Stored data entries
====================
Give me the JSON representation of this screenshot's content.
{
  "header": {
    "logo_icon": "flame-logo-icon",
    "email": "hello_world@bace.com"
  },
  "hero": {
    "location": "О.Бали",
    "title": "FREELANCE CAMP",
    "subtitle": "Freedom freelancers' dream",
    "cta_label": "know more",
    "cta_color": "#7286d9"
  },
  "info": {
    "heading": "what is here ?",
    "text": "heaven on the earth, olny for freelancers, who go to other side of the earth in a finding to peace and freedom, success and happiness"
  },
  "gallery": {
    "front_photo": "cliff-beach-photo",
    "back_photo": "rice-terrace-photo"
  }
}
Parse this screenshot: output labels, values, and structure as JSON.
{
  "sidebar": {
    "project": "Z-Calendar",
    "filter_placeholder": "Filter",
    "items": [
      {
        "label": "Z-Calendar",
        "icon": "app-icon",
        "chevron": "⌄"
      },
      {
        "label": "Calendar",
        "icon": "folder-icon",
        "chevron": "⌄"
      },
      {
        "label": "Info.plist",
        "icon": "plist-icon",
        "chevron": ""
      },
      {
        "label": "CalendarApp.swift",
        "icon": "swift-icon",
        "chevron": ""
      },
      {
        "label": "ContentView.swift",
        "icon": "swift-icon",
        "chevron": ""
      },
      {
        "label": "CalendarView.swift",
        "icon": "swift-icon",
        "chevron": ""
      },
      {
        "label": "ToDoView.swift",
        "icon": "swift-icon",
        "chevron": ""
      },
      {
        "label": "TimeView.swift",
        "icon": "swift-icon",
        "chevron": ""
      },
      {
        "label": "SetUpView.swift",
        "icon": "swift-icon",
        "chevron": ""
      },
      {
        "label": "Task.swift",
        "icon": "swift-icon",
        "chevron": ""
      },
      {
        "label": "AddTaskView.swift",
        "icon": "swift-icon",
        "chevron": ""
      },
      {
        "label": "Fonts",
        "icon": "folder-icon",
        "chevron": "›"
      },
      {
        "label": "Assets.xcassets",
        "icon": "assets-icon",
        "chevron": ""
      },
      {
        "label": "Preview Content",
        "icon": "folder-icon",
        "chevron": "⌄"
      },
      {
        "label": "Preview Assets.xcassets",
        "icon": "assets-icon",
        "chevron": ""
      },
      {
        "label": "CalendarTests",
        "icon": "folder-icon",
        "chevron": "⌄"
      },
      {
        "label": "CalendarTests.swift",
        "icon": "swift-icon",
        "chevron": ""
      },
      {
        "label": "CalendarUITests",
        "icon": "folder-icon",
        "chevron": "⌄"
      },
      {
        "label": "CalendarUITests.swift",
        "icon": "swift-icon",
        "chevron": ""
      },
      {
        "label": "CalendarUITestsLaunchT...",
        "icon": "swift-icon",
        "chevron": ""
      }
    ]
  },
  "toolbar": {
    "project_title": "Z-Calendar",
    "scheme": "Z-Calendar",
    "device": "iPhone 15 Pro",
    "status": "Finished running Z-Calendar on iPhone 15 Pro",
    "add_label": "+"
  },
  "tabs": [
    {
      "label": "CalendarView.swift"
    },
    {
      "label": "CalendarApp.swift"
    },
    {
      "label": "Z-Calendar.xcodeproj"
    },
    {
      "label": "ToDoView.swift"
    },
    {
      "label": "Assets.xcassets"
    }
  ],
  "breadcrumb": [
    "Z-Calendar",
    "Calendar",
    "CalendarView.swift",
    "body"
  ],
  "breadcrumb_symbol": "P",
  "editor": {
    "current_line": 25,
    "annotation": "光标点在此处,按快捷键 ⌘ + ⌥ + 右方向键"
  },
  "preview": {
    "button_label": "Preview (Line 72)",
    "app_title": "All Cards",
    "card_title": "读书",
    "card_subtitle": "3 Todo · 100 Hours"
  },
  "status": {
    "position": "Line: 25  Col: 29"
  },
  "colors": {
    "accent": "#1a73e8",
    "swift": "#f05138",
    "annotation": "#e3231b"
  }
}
====================
= Objective =
All of the entries should be written out again exactly.

= Answer to this task =
Give me the JSON representation of this screenshot's content.
{
  "header": {
    "logo_icon": "flame-logo-icon",
    "email": "hello_world@bace.com"
  },
  "hero": {
    "location": "О.Бали",
    "title": "FREELANCE CAMP",
    "subtitle": "Freedom freelancers' dream",
    "cta_label": "know more",
    "cta_color": "#7286d9"
  },
  "info": {
    "heading": "what is here ?",
    "text": "heaven on the earth, olny for freelancers, who go to other side of the earth in a finding to peace and freedom, success and happiness"
  },
  "gallery": {
    "front_photo": "cliff-beach-photo",
    "back_photo": "rice-terrace-photo"
  }
}
Parse this screenshot: output labels, values, and structure as JSON.
{
  "sidebar": {
    "project": "Z-Calendar",
    "filter_placeholder": "Filter",
    "items": [
      {
        "label": "Z-Calendar",
        "icon": "app-icon",
        "chevron": "⌄"
      },
      {
        "label": "Calendar",
        "icon": "folder-icon",
        "chevron": "⌄"
      },
      {
        "label": "Info.plist",
        "icon": "plist-icon",
        "chevron": ""
      },
      {
        "label": "CalendarApp.swift",
        "icon": "swift-icon",
        "chevron": ""
      },
      {
        "label": "ContentView.swift",
        "icon": "swift-icon",
        "chevron": ""
      },
      {
        "label": "CalendarView.swift",
        "icon": "swift-icon",
        "chevron": ""
      },
      {
        "label": "ToDoView.swift",
        "icon": "swift-icon",
        "chevron": ""
      },
      {
        "label": "TimeView.swift",
        "icon": "swift-icon",
        "chevron": ""
      },
      {
        "label": "SetUpView.swift",
        "icon": "swift-icon",
        "chevron": ""
      },
      {
        "label": "Task.swift",
        "icon": "swift-icon",
        "chevron": ""
      },
      {
        "label": "AddTaskView.swift",
        "icon": "swift-icon",
        "chevron": ""
      },
      {
        "label": "Fonts",
        "icon": "folder-icon",
        "chevron": "›"
      },
      {
        "label": "Assets.xcassets",
        "icon": "assets-icon",
        "chevron": ""
      },
      {
        "label": "Preview Content",
        "icon": "folder-icon",
        "chevron": "⌄"
      },
      {
        "label": "Preview Assets.xcassets",
        "icon": "assets-icon",
        "chevron": ""
      },
      {
        "label": "CalendarTests",
        "icon": "folder-icon",
        "chevron": "⌄"
      },
      {
        "label": "CalendarTests.swift",
        "icon": "swift-icon",
        "chevron": ""
      },
      {
        "label": "CalendarUITests",
        "icon": "folder-icon",
        "chevron": "⌄"
      },
      {
        "label": "CalendarUITests.swift",
        "icon": "swift-icon",
        "chevron": ""
      },
      {
        "label": "CalendarUITestsLaunchT...",
        "icon": "swift-icon",
        "chevron": ""
      }
    ]
  },
  "toolbar": {
    "project_title": "Z-Calendar",
    "scheme": "Z-Calendar",
    "device": "iPhone 15 Pro",
    "status": "Finished running Z-Calendar on iPhone 15 Pro",
    "add_label": "+"
  },
  "tabs": [
    {
      "label": "CalendarView.swift"
    },
    {
      "label": "CalendarApp.swift"
    },
    {
      "label": "Z-Calendar.xcodeproj"
    },
    {
      "label": "ToDoView.swift"
    },
    {
      "label": "Assets.xcassets"
    }
  ],
  "breadcrumb": [
    "Z-Calendar",
    "Calendar",
    "CalendarView.swift",
    "body"
  ],
  "breadcrumb_symbol": "P",
  "editor": {
    "current_line": 25,
    "annotation": "光标点在此处,按快捷键 ⌘ + ⌥ + 右方向键"
  },
  "preview": {
    "button_label": "Preview (Line 72)",
    "app_title": "All Cards",
    "card_title": "读书",
    "card_subtitle": "3 Todo · 100 Hours"
  },
  "status": {
    "position": "Line: 25  Col: 29"
  },
  "colors": {
    "accent": "#1a73e8",
    "swift": "#f05138",
    "annotation": "#e3231b"
  }
}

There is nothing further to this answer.